GIVEN EXERCISE: Can you copy out the entries word for word, beginning at the first line of the entries and stopping after the line that contains "text-line: draws on"?

RECORDS SHOWN:
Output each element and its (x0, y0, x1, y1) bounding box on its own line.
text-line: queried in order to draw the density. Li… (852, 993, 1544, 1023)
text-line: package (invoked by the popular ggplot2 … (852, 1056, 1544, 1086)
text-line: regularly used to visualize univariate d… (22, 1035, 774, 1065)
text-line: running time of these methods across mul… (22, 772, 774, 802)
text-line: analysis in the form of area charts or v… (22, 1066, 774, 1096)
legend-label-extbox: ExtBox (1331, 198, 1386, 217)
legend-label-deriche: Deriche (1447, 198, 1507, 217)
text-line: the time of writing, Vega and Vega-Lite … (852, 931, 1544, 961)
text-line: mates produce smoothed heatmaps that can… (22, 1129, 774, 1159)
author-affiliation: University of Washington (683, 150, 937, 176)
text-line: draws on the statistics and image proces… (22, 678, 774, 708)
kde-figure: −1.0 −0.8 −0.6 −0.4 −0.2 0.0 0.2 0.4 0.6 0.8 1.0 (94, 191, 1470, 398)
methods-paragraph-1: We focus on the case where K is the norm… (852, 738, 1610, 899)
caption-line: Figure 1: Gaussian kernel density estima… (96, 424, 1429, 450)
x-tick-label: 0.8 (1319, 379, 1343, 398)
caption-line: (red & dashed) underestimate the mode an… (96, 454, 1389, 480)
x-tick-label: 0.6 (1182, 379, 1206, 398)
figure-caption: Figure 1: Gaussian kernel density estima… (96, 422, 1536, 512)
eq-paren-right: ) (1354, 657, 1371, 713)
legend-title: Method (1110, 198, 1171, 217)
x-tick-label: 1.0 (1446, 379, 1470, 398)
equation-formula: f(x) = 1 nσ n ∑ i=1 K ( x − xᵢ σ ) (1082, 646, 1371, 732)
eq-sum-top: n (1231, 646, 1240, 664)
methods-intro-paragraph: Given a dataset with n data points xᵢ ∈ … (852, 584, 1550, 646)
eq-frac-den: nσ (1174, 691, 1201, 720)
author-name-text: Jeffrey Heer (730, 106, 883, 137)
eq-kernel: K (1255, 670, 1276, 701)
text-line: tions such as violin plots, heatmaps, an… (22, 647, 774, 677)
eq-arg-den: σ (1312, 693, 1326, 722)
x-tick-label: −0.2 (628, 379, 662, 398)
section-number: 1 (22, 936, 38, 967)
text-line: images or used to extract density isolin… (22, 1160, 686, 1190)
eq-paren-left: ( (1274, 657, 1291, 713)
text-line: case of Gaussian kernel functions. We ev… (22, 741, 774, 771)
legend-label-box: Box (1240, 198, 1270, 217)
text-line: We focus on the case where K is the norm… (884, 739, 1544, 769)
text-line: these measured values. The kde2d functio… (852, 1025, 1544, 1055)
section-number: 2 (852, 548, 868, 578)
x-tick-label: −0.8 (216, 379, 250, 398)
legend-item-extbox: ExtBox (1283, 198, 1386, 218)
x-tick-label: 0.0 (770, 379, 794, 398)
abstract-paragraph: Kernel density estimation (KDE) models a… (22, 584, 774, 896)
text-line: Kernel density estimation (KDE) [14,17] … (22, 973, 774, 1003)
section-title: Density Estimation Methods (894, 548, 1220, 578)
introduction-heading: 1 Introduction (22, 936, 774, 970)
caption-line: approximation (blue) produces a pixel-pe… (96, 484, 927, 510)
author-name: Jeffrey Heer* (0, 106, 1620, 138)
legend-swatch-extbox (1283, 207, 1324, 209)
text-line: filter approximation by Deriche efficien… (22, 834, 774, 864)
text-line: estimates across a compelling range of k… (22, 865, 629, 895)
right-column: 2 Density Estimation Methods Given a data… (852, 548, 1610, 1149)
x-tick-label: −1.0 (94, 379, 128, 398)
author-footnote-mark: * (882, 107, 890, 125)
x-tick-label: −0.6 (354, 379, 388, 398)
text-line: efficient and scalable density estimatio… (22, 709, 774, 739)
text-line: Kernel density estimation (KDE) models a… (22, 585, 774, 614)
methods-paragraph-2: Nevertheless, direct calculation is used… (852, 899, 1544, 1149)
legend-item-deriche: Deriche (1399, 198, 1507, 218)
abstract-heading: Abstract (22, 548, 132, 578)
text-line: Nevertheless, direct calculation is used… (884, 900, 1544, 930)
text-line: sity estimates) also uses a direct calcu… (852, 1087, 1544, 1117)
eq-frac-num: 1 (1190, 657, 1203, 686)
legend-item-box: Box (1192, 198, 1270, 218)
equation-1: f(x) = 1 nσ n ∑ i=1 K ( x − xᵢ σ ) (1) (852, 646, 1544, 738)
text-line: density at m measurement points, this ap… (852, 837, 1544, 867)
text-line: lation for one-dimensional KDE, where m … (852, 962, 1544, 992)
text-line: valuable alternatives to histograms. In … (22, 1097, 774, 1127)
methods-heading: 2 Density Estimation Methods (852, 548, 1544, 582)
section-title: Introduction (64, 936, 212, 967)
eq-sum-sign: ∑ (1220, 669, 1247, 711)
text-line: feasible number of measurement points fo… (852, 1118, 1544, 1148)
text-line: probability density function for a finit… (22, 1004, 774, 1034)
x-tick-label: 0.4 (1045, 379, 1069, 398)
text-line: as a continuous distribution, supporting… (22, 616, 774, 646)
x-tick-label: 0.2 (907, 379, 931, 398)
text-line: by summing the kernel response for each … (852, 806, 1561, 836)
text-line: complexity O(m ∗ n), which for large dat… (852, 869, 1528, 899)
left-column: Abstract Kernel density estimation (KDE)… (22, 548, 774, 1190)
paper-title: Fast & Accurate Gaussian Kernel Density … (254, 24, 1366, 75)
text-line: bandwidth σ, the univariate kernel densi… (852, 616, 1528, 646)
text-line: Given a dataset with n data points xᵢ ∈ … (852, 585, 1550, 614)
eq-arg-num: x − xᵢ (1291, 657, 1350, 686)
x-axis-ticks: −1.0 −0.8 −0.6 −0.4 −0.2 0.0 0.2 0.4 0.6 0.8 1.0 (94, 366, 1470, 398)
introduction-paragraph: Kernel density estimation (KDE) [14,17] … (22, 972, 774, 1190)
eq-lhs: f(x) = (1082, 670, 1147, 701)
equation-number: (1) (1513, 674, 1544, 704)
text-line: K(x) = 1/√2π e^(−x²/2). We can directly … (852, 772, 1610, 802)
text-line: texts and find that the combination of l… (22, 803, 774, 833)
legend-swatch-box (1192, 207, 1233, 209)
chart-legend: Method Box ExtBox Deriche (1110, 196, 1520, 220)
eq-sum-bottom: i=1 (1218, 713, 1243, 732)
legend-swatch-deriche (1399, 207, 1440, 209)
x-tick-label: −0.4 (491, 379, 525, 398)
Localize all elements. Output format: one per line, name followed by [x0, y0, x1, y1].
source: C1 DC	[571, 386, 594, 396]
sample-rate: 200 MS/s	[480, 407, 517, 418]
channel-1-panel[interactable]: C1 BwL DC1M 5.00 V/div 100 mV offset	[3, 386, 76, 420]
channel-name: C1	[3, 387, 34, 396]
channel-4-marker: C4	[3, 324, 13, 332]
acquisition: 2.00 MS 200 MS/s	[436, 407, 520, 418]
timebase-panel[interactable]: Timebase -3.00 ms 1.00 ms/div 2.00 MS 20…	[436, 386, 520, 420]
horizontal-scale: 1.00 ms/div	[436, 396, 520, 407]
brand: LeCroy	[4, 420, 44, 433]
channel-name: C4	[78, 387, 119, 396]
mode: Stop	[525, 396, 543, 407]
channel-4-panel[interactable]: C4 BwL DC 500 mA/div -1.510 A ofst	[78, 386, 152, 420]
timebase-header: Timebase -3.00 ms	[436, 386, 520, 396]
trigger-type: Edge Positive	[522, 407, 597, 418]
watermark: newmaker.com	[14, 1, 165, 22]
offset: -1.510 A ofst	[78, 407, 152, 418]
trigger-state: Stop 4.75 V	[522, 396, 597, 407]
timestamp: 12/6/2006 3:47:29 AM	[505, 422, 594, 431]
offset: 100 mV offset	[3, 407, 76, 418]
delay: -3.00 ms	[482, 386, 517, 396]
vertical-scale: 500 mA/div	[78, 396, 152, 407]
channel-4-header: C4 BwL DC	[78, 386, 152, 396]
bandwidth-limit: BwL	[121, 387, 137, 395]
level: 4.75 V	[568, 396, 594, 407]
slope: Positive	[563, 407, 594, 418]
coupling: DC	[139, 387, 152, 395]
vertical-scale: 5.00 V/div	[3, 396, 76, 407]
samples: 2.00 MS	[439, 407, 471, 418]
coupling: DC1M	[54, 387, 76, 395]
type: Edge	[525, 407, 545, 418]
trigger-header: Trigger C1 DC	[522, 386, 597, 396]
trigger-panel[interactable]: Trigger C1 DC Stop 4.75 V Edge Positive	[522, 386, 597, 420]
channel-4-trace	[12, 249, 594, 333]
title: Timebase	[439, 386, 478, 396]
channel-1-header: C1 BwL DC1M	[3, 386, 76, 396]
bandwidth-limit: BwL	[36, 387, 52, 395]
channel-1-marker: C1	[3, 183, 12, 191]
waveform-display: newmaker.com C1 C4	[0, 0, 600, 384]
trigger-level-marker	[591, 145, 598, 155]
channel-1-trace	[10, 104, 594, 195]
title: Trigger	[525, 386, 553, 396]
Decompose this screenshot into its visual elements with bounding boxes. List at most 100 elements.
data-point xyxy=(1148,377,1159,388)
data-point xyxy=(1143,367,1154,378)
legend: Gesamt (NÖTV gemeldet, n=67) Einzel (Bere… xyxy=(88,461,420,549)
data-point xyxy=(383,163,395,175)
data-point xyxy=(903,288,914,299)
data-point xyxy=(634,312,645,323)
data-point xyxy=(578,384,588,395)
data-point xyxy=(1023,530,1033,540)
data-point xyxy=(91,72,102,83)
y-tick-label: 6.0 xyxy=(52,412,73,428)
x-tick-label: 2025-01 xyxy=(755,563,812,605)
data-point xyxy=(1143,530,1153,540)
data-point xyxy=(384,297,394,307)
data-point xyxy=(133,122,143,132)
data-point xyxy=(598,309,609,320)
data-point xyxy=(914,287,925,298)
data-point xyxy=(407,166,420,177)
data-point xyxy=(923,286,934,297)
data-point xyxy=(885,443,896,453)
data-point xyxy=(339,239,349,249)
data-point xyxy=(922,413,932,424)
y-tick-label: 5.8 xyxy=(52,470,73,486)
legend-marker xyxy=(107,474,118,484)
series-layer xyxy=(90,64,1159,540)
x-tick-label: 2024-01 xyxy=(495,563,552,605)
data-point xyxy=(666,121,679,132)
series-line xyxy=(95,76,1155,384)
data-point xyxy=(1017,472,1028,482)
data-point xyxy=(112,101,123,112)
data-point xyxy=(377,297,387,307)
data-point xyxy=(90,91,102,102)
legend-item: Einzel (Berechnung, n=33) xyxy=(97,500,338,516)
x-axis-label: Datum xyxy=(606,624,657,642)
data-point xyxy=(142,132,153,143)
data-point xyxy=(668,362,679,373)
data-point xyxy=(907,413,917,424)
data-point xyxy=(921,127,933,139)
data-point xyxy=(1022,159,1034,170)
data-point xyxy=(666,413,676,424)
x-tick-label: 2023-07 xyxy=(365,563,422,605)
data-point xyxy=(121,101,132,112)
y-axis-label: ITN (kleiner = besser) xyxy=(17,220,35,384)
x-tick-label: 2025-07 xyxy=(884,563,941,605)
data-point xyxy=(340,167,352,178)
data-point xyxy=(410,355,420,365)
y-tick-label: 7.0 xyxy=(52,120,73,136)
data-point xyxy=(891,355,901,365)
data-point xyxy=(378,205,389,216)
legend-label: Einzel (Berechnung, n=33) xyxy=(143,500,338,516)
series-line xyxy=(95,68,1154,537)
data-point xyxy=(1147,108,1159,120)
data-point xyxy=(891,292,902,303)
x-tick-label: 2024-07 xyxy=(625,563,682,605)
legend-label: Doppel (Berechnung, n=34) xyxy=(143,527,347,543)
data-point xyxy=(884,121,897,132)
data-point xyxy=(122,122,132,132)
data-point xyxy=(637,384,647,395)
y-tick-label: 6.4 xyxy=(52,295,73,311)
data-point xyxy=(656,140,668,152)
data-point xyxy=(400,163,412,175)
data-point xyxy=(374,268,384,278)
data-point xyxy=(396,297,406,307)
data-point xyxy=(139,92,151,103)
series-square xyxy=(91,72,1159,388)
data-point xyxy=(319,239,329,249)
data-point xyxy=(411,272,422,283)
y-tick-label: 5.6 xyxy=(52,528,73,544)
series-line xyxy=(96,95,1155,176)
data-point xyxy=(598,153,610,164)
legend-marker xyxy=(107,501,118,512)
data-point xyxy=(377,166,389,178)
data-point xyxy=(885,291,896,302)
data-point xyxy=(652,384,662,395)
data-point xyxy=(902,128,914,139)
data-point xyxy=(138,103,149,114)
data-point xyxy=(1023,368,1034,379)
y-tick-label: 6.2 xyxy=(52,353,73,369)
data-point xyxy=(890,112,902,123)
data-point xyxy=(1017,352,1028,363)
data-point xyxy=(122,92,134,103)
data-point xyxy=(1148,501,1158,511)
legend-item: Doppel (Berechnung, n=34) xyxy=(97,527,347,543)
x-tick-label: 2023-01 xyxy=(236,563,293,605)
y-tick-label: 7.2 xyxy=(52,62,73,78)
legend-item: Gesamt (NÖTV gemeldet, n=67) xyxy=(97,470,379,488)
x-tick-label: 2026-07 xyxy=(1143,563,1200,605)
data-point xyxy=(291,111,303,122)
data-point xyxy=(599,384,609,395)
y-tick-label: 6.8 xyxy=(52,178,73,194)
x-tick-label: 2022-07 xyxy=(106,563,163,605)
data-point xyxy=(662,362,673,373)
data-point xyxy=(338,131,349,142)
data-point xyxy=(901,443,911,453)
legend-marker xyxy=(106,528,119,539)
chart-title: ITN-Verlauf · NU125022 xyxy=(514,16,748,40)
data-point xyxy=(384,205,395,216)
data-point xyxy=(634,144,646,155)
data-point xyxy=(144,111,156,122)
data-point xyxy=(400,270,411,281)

THE SOLUTION:
Output each element and its (x0, y0, x1, y1) bounding box on its own line.
text-line: queried in order to draw the density. Li… (852, 993, 1544, 1023)
text-line: package (invoked by the popular ggplot2 … (852, 1056, 1544, 1086)
text-line: regularly used to visualize univariate d… (22, 1035, 774, 1065)
text-line: running time of these methods across mul… (22, 772, 774, 802)
text-line: analysis in the form of area charts or v… (22, 1066, 774, 1096)
legend-label-extbox: ExtBox (1331, 198, 1386, 217)
legend-label-deriche: Deriche (1447, 198, 1507, 217)
text-line: the time of writing, Vega and Vega-Lite … (852, 931, 1544, 961)
text-line: mates produce smoothed heatmaps that can… (22, 1129, 774, 1159)
author-affiliation: University of Washington (683, 150, 937, 176)
text-line: draws on the statistics and image proces… (22, 678, 774, 708)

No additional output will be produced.